▶ _PROBLEM TO WORK ON_:
Print the line that contains "Convert this screenshot" and every line after it through the last line of the records below, exactly as written and nothing else.

##### DATA PROVIDED #####

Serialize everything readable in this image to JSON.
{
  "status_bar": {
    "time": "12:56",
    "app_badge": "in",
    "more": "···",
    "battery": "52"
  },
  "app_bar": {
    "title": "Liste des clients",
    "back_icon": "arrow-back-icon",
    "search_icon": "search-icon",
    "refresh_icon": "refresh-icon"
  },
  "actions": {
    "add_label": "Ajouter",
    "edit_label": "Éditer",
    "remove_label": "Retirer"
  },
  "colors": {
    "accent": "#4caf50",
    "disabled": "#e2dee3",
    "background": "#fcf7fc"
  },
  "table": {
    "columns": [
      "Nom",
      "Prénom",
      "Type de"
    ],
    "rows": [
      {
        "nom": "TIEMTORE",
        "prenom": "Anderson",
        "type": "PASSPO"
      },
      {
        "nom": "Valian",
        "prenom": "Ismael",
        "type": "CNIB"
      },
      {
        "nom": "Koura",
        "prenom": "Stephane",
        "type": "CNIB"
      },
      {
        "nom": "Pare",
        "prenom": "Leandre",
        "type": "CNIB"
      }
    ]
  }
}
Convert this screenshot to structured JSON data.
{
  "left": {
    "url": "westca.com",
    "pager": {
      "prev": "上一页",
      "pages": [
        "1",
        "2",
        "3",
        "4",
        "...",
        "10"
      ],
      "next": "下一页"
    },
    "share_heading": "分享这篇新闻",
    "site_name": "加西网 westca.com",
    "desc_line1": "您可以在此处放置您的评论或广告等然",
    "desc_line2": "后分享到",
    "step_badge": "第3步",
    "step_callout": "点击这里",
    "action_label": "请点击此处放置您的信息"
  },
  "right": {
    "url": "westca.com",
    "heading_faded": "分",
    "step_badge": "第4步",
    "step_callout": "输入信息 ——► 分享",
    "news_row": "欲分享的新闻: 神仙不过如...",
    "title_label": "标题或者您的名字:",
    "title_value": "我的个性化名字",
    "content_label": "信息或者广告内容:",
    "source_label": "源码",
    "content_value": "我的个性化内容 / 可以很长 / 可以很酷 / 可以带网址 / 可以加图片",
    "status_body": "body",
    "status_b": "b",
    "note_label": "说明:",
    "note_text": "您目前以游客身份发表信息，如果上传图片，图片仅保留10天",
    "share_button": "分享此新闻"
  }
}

#####

▶ _FULL SOLUTION_:
Convert this screenshot to structured JSON data.
{
  "left": {
    "url": "westca.com",
    "pager": {
      "prev": "上一页",
      "pages": [
        "1",
        "2",
        "3",
        "4",
        "...",
        "10"
      ],
      "next": "下一页"
    },
    "share_heading": "分享这篇新闻",
    "site_name": "加西网 westca.com",
    "desc_line1": "您可以在此处放置您的评论或广告等然",
    "desc_line2": "后分享到",
    "step_badge": "第3步",
    "step_callout": "点击这里",
    "action_label": "请点击此处放置您的信息"
  },
  "right": {
    "url": "westca.com",
    "heading_faded": "分",
    "step_badge": "第4步",
    "step_callout": "输入信息 ——► 分享",
    "news_row": "欲分享的新闻: 神仙不过如...",
    "title_label": "标题或者您的名字:",
    "title_value": "我的个性化名字",
    "content_label": "信息或者广告内容:",
    "source_label": "源码",
    "content_value": "我的个性化内容 / 可以很长 / 可以很酷 / 可以带网址 / 可以加图片",
    "status_body": "body",
    "status_b": "b",
    "note_label": "说明:",
    "note_text": "您目前以游客身份发表信息，如果上传图片，图片仅保留10天",
    "share_button": "分享此新闻"
  }
}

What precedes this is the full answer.